Check Function Compatibility Using Metadata

You can use function metadata to verify that the output type of one function strictly matches the input type of a second function. In other words, for the function composition f(g(x)), you can check that the output class validation of g matches the input class validation of function f. If the class validations of the two functions are not compatible, then chaining them together might cause errors or other unintended side effects.

The first example in this topic uses a function to check class validation for one pair of arguments. The second example uses a class-based approach to enable more customization of the compatibility checks, including class and size validation for multiple argument pairs.

Check Class Validation for One Pair of Arguments

Define a function checkFuncChainCompatibility that takes the names of two functions, f and g, and assumes that g has one output value, and f has one input value. checkFuncChainCompatibility returns true only if the class validation of the output of g exactly matches the class validation of the input of f. If one type can be converted to the other—for example, g outputs double and f accepts int64checkFuncChainCompatibility returns false.

function tf = checkFuncChainCompatibility(f,g)
% Verify that the data types for composition of 
% functions f(g(x)) is valid.
    arguments (Input)
        f (1,1) string
        g (1,1) string
    end

    tf = false;

    gMeta = metafunction(g);
    fMeta = metafunction(f);

    if isempty(gMeta.Signature.Outputs.Validation) ||...
            isempty(fMeta.Signature.Inputs.Validation)
        return;
    end

    gOutputType = gMeta.Signature.Outputs.Validation.Class;
    fInputType = fMeta.Signature.Inputs.Validation.Class;

    if gOutputType == fInputType
        tf = true;
    end
    
end

Given the names of the two functions, checkFuncChainCompatibility calls metafunction to create matlab.metadata.Function instances for both functions, gMeta and fMeta. Before proceeding, checkFuncChainCompatibility verifies that function g uses output validation and function f uses input validation. checkFuncChainCompatibility retrieves the class validations of the output of g and the input of f.

□ □ □ □

* [TASK INSTRUCTIONS]:
In the page on checking function compatibility, which function does checkFuncChainCompatibility call to create matlab.metadata.Function instances for the two functions?

* [RAW DATA]:

□ □ □ □

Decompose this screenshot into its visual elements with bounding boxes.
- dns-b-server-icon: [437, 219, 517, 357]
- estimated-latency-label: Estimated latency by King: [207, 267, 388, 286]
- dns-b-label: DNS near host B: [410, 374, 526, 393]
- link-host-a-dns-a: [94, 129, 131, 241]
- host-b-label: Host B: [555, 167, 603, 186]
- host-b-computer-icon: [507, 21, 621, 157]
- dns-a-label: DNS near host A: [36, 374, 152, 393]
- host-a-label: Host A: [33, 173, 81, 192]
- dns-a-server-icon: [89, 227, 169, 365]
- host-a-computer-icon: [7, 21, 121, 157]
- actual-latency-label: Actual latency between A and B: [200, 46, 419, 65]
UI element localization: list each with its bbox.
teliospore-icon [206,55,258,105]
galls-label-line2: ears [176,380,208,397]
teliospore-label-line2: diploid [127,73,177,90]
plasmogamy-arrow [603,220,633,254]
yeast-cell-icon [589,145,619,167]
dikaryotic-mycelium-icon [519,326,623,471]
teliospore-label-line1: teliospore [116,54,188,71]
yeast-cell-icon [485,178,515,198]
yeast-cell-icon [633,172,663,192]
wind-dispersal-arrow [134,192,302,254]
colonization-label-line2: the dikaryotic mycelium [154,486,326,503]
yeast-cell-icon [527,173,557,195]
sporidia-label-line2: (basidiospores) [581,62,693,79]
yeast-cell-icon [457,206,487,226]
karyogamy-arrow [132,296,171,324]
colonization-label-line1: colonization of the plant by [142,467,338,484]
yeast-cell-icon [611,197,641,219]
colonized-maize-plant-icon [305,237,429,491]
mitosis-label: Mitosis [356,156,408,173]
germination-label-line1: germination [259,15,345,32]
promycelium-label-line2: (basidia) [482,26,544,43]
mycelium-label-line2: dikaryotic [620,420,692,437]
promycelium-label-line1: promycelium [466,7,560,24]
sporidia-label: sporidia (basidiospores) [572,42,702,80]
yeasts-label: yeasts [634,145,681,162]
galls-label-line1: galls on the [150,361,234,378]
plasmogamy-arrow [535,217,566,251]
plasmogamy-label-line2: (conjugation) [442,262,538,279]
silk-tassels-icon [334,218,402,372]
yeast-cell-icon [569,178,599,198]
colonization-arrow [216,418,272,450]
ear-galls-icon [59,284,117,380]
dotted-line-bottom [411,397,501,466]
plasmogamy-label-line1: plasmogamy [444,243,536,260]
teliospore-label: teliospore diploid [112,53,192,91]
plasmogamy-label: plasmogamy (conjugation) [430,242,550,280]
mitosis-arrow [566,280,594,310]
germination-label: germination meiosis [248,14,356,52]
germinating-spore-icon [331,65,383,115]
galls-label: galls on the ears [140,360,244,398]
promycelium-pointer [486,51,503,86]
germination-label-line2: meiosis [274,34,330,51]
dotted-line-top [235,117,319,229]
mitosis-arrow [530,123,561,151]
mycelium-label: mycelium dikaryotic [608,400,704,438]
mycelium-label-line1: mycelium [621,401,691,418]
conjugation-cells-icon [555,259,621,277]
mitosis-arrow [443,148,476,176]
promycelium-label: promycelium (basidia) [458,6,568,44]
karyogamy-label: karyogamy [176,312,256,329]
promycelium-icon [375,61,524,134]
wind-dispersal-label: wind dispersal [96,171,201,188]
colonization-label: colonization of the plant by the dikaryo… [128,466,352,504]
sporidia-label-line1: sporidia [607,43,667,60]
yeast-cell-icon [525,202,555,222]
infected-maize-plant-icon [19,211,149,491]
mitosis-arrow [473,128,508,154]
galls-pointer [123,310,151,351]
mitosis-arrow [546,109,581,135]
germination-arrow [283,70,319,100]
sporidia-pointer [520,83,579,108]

□ □ □ □

* [RIGHT ANSWER]:
It calls metafunction.